## begin Data to process

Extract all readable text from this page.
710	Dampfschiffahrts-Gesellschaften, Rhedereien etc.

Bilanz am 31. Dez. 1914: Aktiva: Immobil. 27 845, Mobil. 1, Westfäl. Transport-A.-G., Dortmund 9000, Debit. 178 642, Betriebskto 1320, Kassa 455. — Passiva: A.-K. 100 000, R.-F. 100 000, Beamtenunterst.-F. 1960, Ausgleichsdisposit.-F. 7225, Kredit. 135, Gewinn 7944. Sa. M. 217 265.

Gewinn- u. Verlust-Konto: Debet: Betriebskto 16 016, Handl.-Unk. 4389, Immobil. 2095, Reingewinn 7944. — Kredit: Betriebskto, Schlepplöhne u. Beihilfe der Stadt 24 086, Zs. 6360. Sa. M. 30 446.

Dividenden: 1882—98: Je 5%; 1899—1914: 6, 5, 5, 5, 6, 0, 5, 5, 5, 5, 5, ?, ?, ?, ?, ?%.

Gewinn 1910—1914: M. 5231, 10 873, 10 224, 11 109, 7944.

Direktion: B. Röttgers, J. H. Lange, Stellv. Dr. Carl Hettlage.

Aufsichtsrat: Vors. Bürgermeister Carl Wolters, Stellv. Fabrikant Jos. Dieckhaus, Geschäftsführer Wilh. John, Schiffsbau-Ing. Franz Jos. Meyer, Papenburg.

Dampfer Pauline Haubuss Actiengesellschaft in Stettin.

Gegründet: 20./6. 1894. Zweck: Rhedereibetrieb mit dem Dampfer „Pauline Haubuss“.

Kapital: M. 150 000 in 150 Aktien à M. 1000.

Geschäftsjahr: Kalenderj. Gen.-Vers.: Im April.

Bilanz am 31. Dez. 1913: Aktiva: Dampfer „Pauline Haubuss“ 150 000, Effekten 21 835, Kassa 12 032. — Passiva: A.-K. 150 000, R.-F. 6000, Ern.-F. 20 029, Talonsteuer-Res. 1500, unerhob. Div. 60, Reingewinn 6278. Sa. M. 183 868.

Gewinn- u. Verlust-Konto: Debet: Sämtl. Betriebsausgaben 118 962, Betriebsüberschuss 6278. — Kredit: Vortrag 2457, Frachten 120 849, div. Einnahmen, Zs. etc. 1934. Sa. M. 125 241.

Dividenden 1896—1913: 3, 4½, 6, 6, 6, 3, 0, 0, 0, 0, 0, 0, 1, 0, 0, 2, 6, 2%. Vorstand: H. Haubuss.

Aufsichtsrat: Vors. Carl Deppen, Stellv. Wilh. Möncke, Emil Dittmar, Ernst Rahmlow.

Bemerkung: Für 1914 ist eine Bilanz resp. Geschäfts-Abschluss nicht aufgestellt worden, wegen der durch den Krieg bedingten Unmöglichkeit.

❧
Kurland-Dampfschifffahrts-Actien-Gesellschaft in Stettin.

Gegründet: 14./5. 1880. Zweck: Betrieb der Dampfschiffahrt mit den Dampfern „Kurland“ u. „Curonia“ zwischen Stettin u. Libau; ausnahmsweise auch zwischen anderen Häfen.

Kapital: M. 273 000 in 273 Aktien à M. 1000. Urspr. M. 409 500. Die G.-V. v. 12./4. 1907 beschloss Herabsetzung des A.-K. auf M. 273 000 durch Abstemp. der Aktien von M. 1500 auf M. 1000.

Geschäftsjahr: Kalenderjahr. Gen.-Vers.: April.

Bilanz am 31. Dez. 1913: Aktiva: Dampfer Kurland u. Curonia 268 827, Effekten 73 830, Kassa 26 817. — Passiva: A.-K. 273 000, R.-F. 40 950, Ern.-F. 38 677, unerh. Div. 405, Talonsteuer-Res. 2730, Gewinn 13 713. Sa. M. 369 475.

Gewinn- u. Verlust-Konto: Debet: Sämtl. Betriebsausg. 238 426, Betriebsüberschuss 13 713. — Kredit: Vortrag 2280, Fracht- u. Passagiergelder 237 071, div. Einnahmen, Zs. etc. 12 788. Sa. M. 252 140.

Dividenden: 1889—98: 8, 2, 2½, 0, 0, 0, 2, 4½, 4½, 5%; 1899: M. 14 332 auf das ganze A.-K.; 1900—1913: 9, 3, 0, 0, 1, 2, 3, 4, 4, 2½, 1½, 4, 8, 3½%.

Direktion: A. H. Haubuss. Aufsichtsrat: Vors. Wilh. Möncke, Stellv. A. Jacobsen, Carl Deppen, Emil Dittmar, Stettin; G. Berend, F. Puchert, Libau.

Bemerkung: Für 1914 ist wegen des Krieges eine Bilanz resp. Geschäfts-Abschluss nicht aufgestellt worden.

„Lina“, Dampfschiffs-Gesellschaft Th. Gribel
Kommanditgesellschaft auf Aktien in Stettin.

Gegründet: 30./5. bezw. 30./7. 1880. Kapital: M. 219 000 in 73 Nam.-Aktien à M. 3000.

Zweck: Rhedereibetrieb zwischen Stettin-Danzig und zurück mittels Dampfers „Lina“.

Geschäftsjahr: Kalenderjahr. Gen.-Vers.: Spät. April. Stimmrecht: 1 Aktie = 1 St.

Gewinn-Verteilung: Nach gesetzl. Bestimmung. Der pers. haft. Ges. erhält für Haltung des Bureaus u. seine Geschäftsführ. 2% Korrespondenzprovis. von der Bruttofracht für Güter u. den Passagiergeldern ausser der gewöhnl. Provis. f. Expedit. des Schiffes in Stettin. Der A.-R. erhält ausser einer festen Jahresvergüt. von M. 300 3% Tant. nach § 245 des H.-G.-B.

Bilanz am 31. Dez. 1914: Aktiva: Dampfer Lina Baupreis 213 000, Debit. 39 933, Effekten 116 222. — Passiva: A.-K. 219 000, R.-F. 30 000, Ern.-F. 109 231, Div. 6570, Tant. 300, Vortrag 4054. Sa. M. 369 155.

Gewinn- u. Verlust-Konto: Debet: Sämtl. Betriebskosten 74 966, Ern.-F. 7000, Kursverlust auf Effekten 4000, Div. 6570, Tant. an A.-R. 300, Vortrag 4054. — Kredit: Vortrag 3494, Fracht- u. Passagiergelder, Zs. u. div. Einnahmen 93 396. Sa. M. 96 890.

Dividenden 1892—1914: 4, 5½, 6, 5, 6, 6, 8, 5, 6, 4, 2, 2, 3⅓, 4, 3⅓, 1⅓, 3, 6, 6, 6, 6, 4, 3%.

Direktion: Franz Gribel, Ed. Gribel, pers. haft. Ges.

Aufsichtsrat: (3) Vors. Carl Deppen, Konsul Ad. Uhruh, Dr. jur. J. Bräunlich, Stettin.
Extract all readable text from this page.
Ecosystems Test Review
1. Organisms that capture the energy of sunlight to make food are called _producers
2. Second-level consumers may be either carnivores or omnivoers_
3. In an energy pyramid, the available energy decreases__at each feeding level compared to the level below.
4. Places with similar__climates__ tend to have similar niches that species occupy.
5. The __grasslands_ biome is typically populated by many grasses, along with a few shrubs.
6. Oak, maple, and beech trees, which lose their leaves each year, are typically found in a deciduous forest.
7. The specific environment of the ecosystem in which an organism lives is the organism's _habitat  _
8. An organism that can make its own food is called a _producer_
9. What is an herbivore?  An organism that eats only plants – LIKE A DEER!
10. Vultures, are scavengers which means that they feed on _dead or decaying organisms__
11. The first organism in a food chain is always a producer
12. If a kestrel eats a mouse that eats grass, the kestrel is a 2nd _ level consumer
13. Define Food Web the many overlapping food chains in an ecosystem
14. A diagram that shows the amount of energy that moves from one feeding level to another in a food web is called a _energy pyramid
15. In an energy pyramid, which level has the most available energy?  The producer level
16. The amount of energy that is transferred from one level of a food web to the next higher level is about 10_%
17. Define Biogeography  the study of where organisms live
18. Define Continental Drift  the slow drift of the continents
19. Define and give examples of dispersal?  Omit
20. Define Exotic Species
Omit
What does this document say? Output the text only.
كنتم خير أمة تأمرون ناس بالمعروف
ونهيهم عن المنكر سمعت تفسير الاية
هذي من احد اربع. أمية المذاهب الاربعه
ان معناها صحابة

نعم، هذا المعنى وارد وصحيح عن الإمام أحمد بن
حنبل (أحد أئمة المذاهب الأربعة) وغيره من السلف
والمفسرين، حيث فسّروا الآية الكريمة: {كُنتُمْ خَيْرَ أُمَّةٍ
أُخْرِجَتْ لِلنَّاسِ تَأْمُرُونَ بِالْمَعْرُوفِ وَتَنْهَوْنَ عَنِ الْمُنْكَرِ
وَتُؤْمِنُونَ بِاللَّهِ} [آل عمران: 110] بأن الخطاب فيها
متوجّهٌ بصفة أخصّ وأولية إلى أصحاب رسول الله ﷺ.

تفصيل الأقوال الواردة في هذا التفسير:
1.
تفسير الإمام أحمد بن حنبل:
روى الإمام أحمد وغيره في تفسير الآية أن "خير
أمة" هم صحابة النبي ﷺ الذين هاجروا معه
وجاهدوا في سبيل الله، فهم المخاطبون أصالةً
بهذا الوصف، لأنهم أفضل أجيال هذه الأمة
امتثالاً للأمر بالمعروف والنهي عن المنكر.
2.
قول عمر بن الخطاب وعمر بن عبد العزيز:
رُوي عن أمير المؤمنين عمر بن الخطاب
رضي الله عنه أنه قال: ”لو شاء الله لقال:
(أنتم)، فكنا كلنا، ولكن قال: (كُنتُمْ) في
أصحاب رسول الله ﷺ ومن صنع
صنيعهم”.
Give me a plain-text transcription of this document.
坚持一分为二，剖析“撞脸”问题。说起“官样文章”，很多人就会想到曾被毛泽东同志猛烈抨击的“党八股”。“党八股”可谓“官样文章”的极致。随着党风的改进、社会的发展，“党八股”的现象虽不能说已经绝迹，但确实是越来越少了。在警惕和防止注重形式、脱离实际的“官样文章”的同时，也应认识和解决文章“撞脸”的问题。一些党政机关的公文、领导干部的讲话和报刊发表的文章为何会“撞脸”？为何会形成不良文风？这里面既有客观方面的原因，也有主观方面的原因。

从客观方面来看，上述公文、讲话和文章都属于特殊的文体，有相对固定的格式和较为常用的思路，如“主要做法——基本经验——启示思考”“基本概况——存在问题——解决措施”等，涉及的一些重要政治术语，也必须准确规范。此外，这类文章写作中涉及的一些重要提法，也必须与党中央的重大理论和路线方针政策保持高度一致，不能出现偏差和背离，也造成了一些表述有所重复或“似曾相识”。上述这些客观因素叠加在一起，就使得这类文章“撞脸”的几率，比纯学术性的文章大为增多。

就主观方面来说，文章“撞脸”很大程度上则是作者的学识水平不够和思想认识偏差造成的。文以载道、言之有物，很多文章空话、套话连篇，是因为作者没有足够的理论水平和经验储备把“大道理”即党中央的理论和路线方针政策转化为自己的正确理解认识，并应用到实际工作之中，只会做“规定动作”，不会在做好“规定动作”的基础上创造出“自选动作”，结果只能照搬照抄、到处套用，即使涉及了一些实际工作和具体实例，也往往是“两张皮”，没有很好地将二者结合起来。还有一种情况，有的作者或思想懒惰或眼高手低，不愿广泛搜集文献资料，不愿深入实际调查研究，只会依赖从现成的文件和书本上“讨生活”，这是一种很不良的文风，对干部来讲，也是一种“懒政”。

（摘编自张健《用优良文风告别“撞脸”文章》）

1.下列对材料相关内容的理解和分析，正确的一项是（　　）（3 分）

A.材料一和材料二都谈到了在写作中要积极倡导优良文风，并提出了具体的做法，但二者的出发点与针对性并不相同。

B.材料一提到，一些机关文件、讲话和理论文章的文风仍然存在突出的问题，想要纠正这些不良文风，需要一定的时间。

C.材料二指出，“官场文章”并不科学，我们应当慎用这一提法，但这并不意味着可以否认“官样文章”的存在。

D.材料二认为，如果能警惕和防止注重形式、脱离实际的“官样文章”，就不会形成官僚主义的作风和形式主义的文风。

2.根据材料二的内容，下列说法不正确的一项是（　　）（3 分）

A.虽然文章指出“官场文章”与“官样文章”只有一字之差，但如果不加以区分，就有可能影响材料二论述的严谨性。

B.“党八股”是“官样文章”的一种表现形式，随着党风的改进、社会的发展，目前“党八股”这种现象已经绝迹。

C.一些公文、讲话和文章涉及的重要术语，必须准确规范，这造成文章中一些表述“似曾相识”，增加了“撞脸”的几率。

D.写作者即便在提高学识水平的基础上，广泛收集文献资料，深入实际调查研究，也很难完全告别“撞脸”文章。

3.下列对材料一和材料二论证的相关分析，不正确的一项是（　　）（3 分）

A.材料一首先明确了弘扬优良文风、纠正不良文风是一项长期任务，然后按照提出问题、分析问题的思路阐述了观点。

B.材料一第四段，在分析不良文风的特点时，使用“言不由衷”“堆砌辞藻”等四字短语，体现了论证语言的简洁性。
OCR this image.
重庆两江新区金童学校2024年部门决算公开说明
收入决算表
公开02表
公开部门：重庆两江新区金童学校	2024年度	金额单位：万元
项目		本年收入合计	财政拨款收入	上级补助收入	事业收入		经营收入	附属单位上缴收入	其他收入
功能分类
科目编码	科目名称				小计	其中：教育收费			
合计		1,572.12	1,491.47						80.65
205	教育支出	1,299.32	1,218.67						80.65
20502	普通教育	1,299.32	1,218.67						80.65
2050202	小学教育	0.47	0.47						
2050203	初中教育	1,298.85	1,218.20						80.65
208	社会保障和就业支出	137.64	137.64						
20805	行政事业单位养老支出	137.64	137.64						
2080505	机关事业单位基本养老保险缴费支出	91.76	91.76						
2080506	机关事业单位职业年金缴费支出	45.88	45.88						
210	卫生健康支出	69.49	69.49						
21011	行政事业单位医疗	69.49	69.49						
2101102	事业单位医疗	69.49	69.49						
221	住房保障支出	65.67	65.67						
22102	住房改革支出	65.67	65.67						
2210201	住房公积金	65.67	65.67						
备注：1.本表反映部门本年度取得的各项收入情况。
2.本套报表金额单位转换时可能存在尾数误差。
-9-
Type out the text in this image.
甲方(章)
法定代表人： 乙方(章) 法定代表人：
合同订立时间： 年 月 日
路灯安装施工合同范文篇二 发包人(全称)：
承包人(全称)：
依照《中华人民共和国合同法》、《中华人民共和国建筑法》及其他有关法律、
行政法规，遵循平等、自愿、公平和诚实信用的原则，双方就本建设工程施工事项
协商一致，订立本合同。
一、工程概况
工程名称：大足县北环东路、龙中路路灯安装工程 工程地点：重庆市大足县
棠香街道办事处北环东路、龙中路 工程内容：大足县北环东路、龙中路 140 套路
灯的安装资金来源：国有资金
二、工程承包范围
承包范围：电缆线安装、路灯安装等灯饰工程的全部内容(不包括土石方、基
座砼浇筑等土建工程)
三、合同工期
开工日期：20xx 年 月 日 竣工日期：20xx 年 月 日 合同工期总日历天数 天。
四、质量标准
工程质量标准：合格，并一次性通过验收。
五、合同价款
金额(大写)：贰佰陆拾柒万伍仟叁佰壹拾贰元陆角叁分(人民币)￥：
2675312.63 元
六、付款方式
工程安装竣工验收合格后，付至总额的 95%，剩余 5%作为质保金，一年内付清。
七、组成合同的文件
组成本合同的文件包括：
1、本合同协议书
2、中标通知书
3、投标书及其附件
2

## end Data to process

== Set task ==
Extract from the material all lines containing the string "أحمد".

== Response to this exercise ==
نعم، هذا المعنى وارد وصحيح عن الإمام أحمد بن
تفسير الإمام أحمد بن حنبل:
روى الإمام أحمد وغيره في تفسير الآية أن "خير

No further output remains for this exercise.